* [Task to carry out] Search the records for the word "JSON" and report each line that has it.

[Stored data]

## begin

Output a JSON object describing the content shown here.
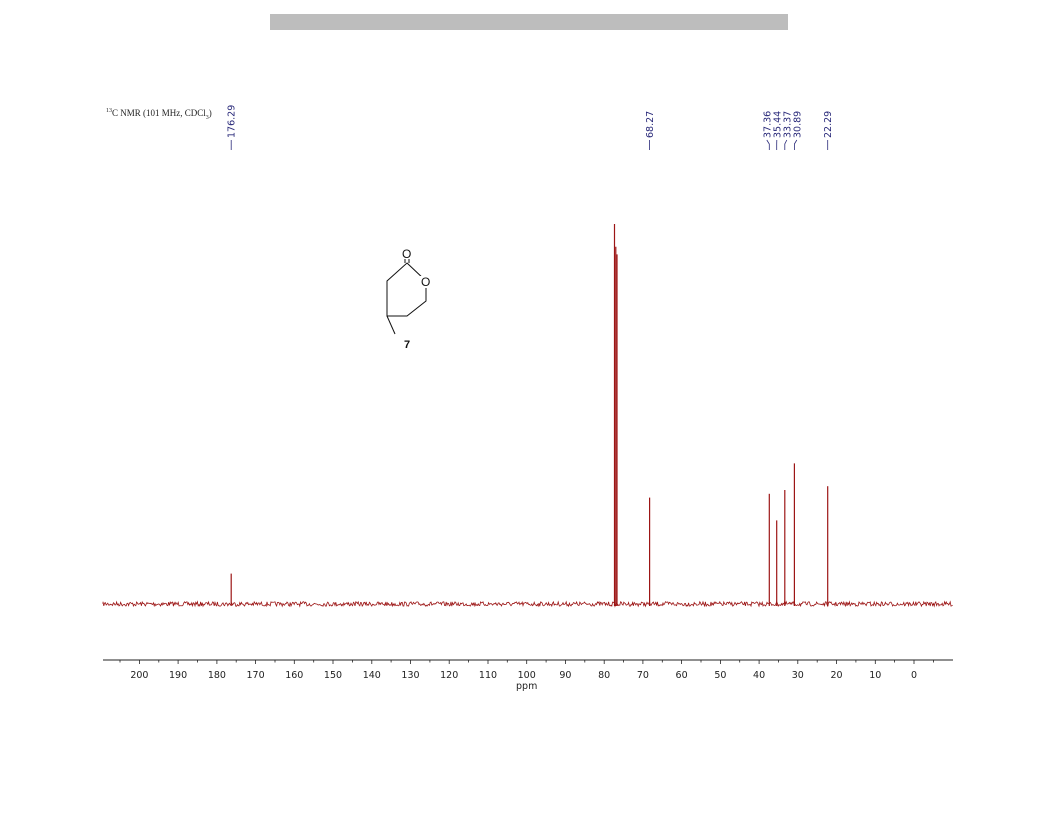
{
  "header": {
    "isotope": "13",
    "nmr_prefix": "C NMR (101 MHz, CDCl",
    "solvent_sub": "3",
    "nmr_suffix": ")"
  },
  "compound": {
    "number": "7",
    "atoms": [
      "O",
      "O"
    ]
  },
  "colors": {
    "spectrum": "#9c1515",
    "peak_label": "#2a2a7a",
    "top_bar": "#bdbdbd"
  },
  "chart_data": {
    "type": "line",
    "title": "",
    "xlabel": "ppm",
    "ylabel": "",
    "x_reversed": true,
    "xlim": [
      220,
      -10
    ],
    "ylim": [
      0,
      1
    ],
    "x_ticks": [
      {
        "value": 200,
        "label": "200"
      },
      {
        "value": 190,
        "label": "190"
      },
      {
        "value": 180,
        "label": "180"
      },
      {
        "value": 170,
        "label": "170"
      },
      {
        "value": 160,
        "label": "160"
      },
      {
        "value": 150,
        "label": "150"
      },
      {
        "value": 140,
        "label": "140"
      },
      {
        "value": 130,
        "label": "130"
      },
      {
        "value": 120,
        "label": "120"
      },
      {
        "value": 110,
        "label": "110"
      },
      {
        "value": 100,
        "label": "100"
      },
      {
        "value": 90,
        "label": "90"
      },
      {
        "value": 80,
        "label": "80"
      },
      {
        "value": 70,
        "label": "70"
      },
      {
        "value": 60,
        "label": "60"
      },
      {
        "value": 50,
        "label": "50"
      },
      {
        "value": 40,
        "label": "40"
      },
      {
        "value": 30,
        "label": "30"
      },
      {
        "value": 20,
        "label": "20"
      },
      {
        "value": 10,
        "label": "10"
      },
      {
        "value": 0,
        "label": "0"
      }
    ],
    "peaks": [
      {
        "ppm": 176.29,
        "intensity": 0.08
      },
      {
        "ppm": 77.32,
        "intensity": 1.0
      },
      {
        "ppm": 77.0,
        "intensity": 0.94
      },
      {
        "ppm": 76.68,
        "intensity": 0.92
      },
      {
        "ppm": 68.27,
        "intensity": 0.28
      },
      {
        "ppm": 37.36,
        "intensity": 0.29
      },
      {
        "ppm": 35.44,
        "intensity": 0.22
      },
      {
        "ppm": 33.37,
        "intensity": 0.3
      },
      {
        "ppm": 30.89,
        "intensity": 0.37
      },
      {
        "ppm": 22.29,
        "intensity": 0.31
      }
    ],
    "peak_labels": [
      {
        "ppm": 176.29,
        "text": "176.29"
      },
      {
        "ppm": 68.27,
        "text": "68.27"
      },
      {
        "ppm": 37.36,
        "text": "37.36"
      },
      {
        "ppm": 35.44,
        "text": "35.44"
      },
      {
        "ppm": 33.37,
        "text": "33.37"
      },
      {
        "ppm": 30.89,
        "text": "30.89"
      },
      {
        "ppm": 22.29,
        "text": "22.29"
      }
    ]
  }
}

## end
## begin

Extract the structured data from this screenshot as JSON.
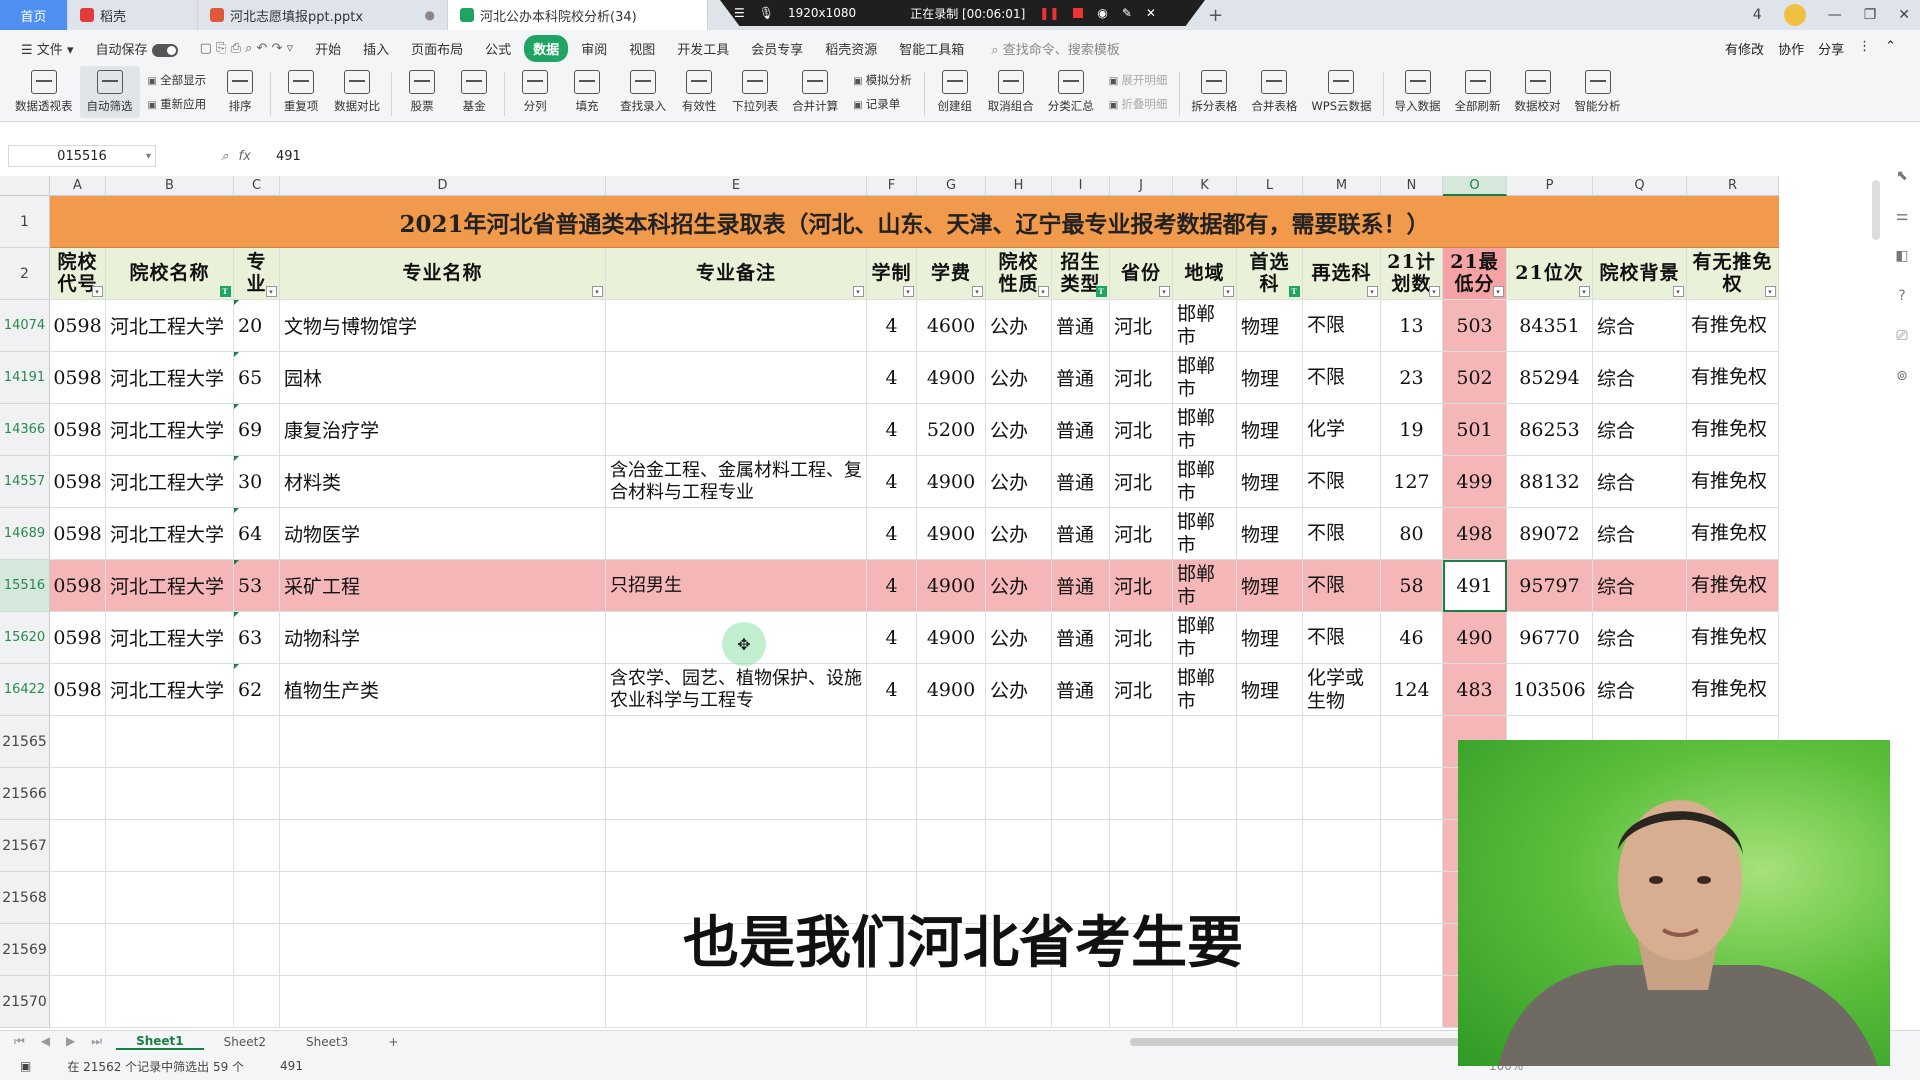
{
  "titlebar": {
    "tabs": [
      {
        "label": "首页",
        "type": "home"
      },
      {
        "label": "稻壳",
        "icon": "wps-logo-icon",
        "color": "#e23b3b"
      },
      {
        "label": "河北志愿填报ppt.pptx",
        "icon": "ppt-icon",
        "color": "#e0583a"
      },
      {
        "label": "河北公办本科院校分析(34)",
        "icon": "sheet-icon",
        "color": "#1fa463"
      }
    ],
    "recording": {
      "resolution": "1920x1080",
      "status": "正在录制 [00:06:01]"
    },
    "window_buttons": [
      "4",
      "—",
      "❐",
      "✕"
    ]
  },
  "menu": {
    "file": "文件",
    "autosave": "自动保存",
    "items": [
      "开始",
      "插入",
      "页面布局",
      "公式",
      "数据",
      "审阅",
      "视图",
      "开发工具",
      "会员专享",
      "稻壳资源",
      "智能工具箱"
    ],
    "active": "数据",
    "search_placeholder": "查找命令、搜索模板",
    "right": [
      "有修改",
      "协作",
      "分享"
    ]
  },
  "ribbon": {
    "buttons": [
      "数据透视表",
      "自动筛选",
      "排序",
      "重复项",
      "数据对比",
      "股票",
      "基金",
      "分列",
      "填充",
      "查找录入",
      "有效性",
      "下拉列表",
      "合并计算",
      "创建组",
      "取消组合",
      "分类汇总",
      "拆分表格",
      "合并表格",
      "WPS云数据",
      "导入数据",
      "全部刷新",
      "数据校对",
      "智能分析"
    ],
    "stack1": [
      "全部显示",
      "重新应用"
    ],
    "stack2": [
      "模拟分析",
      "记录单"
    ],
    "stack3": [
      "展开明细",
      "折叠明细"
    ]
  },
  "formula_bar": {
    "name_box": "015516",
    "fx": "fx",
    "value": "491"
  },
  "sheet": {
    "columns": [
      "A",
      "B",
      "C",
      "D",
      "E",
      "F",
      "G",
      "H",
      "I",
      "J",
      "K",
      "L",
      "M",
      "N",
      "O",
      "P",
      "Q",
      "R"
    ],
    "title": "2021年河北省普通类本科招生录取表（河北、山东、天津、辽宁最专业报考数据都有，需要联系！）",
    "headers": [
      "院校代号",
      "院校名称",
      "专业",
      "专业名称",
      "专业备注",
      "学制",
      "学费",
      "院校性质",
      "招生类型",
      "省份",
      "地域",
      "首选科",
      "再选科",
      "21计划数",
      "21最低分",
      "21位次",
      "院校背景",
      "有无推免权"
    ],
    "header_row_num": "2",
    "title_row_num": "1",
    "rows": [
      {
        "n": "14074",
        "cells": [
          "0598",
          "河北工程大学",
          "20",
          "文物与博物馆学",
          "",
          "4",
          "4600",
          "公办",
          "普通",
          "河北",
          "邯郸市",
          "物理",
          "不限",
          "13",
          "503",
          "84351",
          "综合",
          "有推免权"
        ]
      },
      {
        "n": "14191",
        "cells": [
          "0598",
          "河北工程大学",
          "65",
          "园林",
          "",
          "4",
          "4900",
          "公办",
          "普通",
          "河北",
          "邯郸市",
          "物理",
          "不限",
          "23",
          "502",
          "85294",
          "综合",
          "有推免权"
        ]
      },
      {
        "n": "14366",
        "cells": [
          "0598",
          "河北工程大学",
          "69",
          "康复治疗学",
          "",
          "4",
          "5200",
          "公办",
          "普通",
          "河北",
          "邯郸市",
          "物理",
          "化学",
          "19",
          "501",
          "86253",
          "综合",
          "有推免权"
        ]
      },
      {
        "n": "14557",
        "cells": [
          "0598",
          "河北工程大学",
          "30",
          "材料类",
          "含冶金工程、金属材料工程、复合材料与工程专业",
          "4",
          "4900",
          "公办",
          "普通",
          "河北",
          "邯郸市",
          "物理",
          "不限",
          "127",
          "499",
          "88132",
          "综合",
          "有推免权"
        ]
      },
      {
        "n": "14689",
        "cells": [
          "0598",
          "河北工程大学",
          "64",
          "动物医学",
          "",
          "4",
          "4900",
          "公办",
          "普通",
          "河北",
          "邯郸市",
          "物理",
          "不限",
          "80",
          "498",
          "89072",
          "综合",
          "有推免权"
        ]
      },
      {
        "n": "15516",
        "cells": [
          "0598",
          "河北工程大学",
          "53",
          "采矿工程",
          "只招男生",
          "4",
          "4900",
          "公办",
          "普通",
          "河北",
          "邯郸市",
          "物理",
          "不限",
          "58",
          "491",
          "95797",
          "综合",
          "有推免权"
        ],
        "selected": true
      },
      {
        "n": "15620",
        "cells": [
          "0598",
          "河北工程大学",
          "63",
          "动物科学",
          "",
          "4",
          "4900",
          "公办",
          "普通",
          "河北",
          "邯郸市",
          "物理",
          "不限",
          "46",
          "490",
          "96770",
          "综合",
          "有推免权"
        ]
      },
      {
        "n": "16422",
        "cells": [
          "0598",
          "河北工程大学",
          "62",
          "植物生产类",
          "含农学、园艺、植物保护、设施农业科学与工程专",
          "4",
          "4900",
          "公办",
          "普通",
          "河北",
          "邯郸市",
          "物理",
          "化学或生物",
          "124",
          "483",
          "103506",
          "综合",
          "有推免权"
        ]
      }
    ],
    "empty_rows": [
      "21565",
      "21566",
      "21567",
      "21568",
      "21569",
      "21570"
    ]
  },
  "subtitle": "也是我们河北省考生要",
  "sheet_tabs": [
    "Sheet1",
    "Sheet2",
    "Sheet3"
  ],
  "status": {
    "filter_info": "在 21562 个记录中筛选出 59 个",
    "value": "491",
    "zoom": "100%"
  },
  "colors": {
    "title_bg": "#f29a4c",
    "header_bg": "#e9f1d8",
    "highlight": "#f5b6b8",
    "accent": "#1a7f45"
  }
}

## end
## begin

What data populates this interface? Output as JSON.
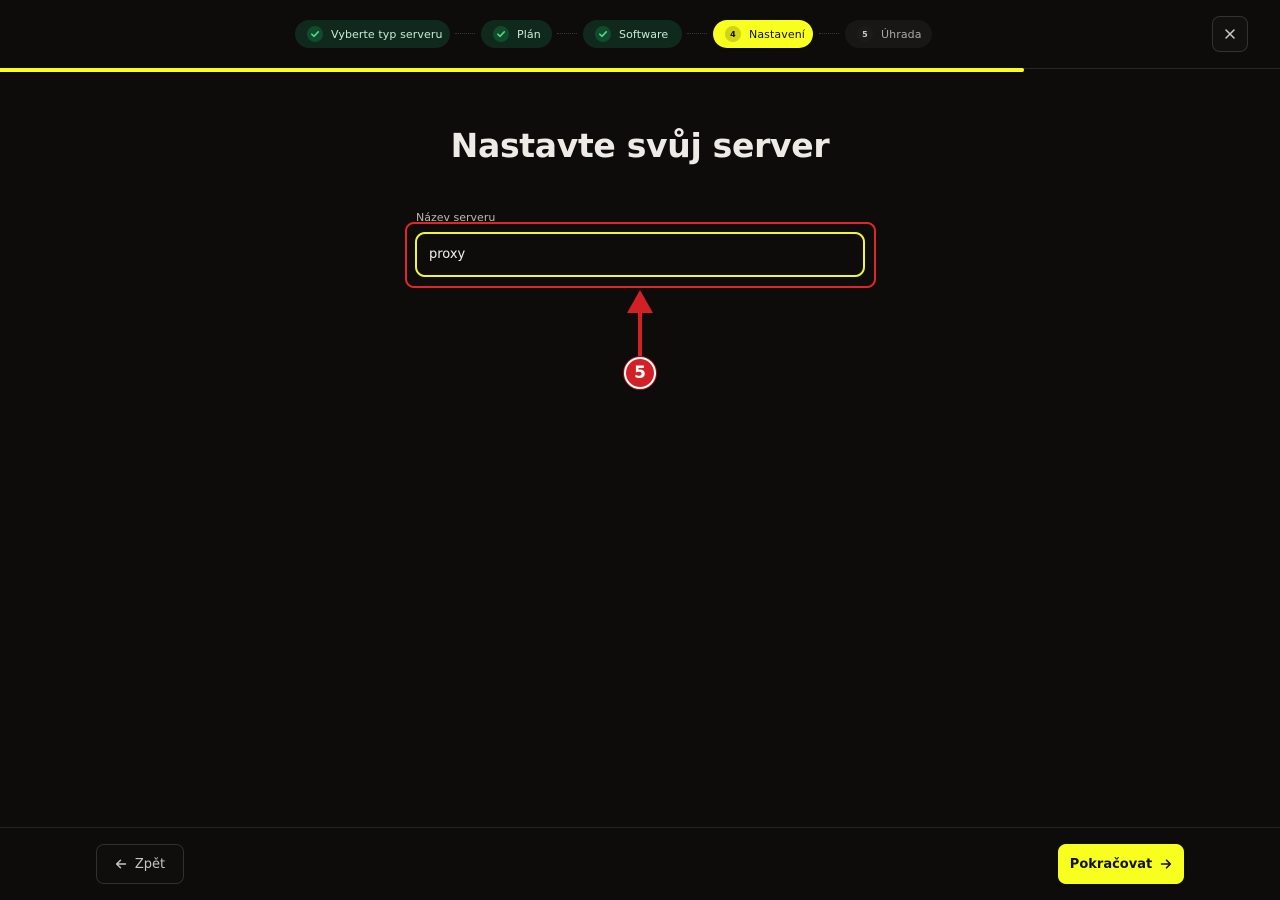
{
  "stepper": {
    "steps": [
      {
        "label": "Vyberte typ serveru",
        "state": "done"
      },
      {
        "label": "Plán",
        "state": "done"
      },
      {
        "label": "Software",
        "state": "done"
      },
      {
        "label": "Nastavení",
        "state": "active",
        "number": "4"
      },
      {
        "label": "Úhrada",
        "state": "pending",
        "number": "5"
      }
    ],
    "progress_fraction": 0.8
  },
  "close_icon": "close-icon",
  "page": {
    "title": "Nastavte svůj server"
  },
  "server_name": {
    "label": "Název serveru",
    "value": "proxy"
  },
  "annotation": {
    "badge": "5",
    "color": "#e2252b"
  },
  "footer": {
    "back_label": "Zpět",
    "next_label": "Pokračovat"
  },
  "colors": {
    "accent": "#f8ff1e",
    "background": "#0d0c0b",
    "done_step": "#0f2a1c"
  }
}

## end

* [Full output]
Output a JSON object describing the content shown here.
Extract the structured data from this screenshot as JSON.
What data populates this interface? Output as JSON.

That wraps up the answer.